------ Records for the exercise

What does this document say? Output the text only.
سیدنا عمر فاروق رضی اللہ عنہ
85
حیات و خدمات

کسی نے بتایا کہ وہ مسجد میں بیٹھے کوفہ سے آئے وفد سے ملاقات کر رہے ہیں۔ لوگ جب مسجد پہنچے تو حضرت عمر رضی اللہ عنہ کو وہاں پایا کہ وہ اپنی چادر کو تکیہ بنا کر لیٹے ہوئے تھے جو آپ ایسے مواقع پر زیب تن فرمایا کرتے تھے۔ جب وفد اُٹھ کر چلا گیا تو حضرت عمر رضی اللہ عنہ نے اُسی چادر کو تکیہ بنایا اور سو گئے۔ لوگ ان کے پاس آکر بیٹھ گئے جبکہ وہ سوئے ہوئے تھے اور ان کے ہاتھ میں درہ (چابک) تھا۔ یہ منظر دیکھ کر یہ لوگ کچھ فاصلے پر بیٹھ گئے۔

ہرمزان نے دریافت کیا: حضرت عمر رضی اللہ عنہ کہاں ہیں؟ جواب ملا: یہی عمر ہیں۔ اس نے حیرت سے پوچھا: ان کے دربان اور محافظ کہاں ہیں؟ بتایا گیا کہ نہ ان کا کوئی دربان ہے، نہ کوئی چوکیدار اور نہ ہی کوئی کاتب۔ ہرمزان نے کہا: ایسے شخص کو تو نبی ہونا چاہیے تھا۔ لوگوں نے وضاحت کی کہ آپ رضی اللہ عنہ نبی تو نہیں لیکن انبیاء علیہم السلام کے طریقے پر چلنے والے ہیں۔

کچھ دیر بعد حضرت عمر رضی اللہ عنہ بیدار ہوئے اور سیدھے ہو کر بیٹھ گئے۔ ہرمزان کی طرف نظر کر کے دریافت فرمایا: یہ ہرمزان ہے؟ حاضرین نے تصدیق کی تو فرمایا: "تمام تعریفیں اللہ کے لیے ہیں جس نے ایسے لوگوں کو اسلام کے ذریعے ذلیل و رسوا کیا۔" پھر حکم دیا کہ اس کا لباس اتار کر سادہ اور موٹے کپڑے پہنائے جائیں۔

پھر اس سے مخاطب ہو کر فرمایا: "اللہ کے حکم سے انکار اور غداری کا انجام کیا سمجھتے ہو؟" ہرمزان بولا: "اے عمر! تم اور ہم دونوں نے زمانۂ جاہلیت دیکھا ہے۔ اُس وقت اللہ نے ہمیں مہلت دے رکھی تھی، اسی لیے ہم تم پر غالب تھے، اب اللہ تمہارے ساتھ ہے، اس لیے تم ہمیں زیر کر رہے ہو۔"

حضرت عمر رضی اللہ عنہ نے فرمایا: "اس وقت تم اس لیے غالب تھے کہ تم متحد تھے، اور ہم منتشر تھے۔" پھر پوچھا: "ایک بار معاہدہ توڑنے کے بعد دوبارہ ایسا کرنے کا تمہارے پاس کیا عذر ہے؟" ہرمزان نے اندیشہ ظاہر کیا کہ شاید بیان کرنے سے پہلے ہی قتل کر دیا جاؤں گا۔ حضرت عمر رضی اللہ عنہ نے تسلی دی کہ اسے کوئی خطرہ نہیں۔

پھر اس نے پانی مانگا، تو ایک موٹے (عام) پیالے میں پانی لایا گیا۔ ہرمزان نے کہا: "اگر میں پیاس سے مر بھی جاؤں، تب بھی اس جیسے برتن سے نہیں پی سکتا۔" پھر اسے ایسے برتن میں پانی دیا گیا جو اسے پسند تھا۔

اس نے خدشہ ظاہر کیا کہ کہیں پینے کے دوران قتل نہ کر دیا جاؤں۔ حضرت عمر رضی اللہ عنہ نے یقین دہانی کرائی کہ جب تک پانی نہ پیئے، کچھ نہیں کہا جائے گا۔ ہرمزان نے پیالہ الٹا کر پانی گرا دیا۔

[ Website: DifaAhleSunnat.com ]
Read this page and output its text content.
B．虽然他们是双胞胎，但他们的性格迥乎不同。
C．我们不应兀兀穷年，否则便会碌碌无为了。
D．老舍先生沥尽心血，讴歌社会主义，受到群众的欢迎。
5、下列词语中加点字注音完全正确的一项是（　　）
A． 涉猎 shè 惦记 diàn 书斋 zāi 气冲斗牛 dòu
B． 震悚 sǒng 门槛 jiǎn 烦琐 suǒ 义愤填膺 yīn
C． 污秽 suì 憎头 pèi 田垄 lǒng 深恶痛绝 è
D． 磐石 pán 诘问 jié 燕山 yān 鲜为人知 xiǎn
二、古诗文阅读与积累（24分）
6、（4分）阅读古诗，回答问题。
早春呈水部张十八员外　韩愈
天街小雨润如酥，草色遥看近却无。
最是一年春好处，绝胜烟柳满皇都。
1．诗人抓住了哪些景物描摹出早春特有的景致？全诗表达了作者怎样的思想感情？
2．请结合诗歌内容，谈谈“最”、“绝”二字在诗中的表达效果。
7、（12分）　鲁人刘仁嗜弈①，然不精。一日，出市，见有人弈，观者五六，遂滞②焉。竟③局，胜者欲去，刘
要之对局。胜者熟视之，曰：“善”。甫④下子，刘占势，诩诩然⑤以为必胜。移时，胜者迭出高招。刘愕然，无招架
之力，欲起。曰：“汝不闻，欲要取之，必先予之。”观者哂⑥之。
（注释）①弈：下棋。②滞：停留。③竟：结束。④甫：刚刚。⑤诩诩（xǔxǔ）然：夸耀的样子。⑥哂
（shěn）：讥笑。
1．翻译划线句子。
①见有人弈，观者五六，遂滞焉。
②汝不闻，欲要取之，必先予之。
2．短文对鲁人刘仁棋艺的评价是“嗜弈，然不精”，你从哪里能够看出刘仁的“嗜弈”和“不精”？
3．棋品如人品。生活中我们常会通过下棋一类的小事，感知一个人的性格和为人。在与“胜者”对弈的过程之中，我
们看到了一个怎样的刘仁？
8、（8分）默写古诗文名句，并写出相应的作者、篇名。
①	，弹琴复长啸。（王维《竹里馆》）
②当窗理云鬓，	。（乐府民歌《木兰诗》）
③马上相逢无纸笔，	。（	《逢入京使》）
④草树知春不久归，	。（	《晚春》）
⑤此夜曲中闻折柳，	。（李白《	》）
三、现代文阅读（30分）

------------

**Exercise prompt:** Take the entries and copy them out exactly.

**Solution to this task:**
What does this document say? Output the text only.
سیدنا عمر فاروق رضی اللہ عنہ
85
حیات و خدمات

کسی نے بتایا کہ وہ مسجد میں بیٹھے کوفہ سے آئے وفد سے ملاقات کر رہے ہیں۔ لوگ جب مسجد پہنچے تو حضرت عمر رضی اللہ عنہ کو وہاں پایا کہ وہ اپنی چادر کو تکیہ بنا کر لیٹے ہوئے تھے جو آپ ایسے مواقع پر زیب تن فرمایا کرتے تھے۔ جب وفد اُٹھ کر چلا گیا تو حضرت عمر رضی اللہ عنہ نے اُسی چادر کو تکیہ بنایا اور سو گئے۔ لوگ ان کے پاس آکر بیٹھ گئے جبکہ وہ سوئے ہوئے تھے اور ان کے ہاتھ میں درہ (چابک) تھا۔ یہ منظر دیکھ کر یہ لوگ کچھ فاصلے پر بیٹھ گئے۔

ہرمزان نے دریافت کیا: حضرت عمر رضی اللہ عنہ کہاں ہیں؟ جواب ملا: یہی عمر ہیں۔ اس نے حیرت سے پوچھا: ان کے دربان اور محافظ کہاں ہیں؟ بتایا گیا کہ نہ ان کا کوئی دربان ہے، نہ کوئی چوکیدار اور نہ ہی کوئی کاتب۔ ہرمزان نے کہا: ایسے شخص کو تو نبی ہونا چاہیے تھا۔ لوگوں نے وضاحت کی کہ آپ رضی اللہ عنہ نبی تو نہیں لیکن انبیاء علیہم السلام کے طریقے پر چلنے والے ہیں۔

کچھ دیر بعد حضرت عمر رضی اللہ عنہ بیدار ہوئے اور سیدھے ہو کر بیٹھ گئے۔ ہرمزان کی طرف نظر کر کے دریافت فرمایا: یہ ہرمزان ہے؟ حاضرین نے تصدیق کی تو فرمایا: "تمام تعریفیں اللہ کے لیے ہیں جس نے ایسے لوگوں کو اسلام کے ذریعے ذلیل و رسوا کیا۔" پھر حکم دیا کہ اس کا لباس اتار کر سادہ اور موٹے کپڑے پہنائے جائیں۔

پھر اس سے مخاطب ہو کر فرمایا: "اللہ کے حکم سے انکار اور غداری کا انجام کیا سمجھتے ہو؟" ہرمزان بولا: "اے عمر! تم اور ہم دونوں نے زمانۂ جاہلیت دیکھا ہے۔ اُس وقت اللہ نے ہمیں مہلت دے رکھی تھی، اسی لیے ہم تم پر غالب تھے، اب اللہ تمہارے ساتھ ہے، اس لیے تم ہمیں زیر کر رہے ہو۔"

حضرت عمر رضی اللہ عنہ نے فرمایا: "اس وقت تم اس لیے غالب تھے کہ تم متحد تھے، اور ہم منتشر تھے۔" پھر پوچھا: "ایک بار معاہدہ توڑنے کے بعد دوبارہ ایسا کرنے کا تمہارے پاس کیا عذر ہے؟" ہرمزان نے اندیشہ ظاہر کیا کہ شاید بیان کرنے سے پہلے ہی قتل کر دیا جاؤں گا۔ حضرت عمر رضی اللہ عنہ نے تسلی دی کہ اسے کوئی خطرہ نہیں۔

پھر اس نے پانی مانگا، تو ایک موٹے (عام) پیالے میں پانی لایا گیا۔ ہرمزان نے کہا: "اگر میں پیاس سے مر بھی جاؤں، تب بھی اس جیسے برتن سے نہیں پی سکتا۔" پھر اسے ایسے برتن میں پانی دیا گیا جو اسے پسند تھا۔

اس نے خدشہ ظاہر کیا کہ کہیں پینے کے دوران قتل نہ کر دیا جاؤں۔ حضرت عمر رضی اللہ عنہ نے یقین دہانی کرائی کہ جب تک پانی نہ پیئے، کچھ نہیں کہا جائے گا۔ ہرمزان نے پیالہ الٹا کر پانی گرا دیا۔

[ Website: DifaAhleSunnat.com ]
Read this page and output its text content.
B．虽然他们是双胞胎，但他们的性格迥乎不同。
C．我们不应兀兀穷年，否则便会碌碌无为了。
D．老舍先生沥尽心血，讴歌社会主义，受到群众的欢迎。
5、下列词语中加点字注音完全正确的一项是（　　）
A． 涉猎 shè 惦记 diàn 书斋 zāi 气冲斗牛 dòu
B． 震悚 sǒng 门槛 jiǎn 烦琐 suǒ 义愤填膺 yīn
C． 污秽 suì 憎头 pèi 田垄 lǒng 深恶痛绝 è
D． 磐石 pán 诘问 jié 燕山 yān 鲜为人知 xiǎn
二、古诗文阅读与积累（24分）
6、（4分）阅读古诗，回答问题。
早春呈水部张十八员外　韩愈
天街小雨润如酥，草色遥看近却无。
最是一年春好处，绝胜烟柳满皇都。
1．诗人抓住了哪些景物描摹出早春特有的景致？全诗表达了作者怎样的思想感情？
2．请结合诗歌内容，谈谈“最”、“绝”二字在诗中的表达效果。
7、（12分）　鲁人刘仁嗜弈①，然不精。一日，出市，见有人弈，观者五六，遂滞②焉。竟③局，胜者欲去，刘
要之对局。胜者熟视之，曰：“善”。甫④下子，刘占势，诩诩然⑤以为必胜。移时，胜者迭出高招。刘愕然，无招架
之力，欲起。曰：“汝不闻，欲要取之，必先予之。”观者哂⑥之。
（注释）①弈：下棋。②滞：停留。③竟：结束。④甫：刚刚。⑤诩诩（xǔxǔ）然：夸耀的样子。⑥哂
（shěn）：讥笑。
1．翻译划线句子。
①见有人弈，观者五六，遂滞焉。
②汝不闻，欲要取之，必先予之。
2．短文对鲁人刘仁棋艺的评价是“嗜弈，然不精”，你从哪里能够看出刘仁的“嗜弈”和“不精”？
3．棋品如人品。生活中我们常会通过下棋一类的小事，感知一个人的性格和为人。在与“胜者”对弈的过程之中，我
们看到了一个怎样的刘仁？
8、（8分）默写古诗文名句，并写出相应的作者、篇名。
①	，弹琴复长啸。（王维《竹里馆》）
②当窗理云鬓，	。（乐府民歌《木兰诗》）
③马上相逢无纸笔，	。（	《逢入京使》）
④草树知春不久归，	。（	《晚春》）
⑤此夜曲中闻折柳，	。（李白《	》）
三、现代文阅读（30分）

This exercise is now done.